• _INSTRUCTIONS TO FOLLOW_
Look for "JSON" in the listing below. Gather each line that contains it.
## Begin INFORMATION GIVEN
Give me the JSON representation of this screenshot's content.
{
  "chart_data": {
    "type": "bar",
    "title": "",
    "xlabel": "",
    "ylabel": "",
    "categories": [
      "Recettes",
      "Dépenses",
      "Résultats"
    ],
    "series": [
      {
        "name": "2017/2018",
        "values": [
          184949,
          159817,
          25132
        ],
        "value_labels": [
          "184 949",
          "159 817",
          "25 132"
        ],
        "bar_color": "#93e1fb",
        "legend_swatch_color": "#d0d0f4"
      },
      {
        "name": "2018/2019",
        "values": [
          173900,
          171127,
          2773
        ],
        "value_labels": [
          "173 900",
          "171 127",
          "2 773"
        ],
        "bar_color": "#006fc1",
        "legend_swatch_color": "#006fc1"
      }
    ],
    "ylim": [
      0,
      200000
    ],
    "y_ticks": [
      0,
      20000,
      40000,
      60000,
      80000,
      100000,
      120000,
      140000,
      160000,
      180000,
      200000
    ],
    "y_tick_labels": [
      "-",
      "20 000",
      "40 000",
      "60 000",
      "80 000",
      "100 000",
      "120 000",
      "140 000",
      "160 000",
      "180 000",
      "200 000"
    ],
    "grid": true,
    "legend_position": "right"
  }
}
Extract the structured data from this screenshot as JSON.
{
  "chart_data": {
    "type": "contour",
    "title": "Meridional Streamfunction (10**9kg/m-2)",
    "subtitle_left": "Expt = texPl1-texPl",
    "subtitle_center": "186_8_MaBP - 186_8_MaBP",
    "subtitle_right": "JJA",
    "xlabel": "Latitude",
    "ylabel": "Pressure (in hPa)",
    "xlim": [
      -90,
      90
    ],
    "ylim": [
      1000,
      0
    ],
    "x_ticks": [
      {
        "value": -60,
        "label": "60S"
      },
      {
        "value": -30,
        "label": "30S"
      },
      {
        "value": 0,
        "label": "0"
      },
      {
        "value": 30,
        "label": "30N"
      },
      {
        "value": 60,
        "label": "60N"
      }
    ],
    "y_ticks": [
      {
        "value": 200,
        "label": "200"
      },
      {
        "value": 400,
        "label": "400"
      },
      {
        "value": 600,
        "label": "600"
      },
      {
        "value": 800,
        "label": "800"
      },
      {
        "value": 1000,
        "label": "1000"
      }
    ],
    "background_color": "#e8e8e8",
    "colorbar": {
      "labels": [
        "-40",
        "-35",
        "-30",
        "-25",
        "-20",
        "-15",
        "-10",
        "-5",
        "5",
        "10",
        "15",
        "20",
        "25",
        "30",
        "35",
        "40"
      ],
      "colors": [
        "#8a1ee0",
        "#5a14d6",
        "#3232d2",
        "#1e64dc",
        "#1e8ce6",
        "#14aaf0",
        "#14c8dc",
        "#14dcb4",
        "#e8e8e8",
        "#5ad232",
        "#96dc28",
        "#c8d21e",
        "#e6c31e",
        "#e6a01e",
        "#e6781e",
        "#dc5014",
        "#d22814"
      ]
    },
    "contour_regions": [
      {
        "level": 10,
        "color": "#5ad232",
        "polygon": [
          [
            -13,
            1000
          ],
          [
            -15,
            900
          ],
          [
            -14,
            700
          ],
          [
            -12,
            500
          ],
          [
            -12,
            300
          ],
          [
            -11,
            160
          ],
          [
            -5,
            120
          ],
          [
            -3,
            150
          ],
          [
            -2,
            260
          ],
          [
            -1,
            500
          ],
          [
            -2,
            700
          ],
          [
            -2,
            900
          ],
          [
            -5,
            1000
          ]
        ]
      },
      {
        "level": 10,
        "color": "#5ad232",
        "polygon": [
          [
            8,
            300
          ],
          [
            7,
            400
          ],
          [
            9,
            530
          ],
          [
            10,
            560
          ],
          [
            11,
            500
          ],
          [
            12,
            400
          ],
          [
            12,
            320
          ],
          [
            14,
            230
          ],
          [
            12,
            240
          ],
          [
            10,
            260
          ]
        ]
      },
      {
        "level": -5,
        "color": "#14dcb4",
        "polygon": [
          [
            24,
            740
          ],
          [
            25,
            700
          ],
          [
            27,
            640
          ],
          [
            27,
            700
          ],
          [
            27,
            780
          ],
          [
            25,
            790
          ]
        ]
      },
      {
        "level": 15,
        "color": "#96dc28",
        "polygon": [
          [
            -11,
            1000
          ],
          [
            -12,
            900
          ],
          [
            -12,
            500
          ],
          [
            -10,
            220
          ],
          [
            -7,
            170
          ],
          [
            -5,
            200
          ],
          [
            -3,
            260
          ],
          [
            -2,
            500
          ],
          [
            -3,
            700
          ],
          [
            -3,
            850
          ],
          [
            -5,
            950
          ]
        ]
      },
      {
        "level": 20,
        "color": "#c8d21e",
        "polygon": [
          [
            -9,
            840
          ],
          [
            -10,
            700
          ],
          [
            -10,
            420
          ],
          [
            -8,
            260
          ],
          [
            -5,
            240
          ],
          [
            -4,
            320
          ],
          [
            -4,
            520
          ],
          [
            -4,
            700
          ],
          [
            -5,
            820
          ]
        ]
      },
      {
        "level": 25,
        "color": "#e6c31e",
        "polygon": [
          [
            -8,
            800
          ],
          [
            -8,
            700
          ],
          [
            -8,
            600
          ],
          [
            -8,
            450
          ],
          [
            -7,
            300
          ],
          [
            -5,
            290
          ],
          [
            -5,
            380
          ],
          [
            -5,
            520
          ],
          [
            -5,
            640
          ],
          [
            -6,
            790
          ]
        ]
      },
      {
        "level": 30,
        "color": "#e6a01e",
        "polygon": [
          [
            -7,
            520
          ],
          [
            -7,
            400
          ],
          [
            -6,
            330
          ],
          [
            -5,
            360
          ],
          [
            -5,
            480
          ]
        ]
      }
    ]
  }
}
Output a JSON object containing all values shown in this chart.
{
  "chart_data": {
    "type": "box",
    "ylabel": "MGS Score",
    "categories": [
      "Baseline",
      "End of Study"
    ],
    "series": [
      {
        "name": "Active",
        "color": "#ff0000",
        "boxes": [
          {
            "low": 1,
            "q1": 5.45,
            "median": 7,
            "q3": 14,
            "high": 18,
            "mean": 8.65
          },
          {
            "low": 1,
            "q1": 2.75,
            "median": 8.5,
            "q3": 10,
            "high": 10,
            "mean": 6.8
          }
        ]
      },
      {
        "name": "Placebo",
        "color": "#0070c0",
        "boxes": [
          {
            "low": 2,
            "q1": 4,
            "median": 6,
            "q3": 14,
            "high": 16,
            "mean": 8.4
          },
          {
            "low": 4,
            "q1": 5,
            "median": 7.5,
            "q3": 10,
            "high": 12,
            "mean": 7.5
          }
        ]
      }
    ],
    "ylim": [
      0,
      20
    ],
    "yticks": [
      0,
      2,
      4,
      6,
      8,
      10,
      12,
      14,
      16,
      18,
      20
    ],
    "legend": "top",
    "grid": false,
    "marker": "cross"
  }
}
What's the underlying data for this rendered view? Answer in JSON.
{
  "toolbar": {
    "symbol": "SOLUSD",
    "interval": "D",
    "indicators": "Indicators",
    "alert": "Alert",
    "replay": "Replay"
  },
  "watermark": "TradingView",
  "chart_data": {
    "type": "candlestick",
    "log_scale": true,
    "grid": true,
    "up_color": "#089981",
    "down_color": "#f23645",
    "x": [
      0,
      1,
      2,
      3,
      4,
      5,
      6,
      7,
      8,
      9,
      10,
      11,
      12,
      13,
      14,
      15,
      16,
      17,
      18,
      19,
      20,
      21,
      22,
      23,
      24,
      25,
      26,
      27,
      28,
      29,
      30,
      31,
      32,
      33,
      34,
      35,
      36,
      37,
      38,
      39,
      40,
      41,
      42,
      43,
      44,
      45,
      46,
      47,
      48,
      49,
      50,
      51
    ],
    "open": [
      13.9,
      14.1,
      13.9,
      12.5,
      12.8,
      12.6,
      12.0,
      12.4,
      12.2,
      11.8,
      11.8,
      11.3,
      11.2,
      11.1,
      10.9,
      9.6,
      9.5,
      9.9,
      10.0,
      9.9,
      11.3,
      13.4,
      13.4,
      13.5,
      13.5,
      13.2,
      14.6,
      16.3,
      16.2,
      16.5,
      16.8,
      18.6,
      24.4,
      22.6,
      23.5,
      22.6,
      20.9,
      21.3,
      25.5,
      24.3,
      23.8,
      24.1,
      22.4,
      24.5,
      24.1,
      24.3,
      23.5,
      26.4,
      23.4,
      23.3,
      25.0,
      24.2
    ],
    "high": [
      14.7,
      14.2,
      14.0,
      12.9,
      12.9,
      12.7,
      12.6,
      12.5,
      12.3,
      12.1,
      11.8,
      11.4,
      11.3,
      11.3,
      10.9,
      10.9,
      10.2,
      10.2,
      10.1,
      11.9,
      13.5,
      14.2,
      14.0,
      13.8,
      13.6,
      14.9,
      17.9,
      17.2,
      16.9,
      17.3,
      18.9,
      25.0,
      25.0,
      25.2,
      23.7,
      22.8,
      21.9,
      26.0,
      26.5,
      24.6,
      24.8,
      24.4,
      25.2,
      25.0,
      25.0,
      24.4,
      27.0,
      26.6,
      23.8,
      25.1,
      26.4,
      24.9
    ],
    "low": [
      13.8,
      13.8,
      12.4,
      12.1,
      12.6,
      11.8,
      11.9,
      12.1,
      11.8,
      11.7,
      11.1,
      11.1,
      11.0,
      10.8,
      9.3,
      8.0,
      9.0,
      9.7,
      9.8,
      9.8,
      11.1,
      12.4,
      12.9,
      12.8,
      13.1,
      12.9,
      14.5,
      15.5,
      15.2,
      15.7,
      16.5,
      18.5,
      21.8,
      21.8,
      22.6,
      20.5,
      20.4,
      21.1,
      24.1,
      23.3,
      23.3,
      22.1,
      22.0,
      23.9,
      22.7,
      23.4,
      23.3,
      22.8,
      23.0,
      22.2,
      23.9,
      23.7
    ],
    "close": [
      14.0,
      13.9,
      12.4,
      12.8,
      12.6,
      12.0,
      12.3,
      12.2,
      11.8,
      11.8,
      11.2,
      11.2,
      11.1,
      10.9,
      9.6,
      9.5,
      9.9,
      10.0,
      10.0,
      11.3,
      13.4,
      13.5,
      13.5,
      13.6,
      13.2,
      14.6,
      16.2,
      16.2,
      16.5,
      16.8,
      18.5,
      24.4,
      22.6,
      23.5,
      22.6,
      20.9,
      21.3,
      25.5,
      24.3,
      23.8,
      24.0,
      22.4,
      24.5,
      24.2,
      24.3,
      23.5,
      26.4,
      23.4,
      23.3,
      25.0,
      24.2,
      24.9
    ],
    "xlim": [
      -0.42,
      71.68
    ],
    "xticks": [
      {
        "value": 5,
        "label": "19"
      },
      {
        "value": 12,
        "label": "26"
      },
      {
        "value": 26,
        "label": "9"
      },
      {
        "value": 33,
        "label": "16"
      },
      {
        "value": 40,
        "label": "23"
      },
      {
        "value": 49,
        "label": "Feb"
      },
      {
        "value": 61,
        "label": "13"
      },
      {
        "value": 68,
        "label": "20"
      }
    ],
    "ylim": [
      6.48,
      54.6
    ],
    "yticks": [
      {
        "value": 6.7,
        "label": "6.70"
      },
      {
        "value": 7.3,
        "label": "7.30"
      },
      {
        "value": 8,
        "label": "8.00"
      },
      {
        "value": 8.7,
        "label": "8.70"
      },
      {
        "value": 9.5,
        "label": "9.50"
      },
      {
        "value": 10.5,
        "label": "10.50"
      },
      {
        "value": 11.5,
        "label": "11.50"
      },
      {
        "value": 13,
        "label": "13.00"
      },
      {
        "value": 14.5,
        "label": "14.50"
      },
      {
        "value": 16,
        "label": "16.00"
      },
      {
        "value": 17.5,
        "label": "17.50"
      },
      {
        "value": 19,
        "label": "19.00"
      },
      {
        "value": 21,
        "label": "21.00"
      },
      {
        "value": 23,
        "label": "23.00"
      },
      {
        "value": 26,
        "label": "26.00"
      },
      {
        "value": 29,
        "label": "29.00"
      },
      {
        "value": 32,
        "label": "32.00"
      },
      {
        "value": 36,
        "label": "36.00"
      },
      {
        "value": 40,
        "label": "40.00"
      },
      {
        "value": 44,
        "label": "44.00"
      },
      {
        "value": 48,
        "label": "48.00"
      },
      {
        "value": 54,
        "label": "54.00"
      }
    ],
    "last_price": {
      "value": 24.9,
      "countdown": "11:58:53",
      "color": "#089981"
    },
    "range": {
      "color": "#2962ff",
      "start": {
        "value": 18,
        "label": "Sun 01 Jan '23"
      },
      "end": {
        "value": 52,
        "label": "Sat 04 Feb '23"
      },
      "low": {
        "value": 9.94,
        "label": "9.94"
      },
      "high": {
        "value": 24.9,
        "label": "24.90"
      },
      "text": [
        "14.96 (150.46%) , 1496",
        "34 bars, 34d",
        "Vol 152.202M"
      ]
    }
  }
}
## End INFORMATION GIVEN
• _COMPLETED EXERCISE_
Give me the JSON representation of this screenshot's content.
Extract the structured data from this screenshot as JSON.
Output a JSON object containing all values shown in this chart.
What's the underlying data for this rendered view? Answer in JSON.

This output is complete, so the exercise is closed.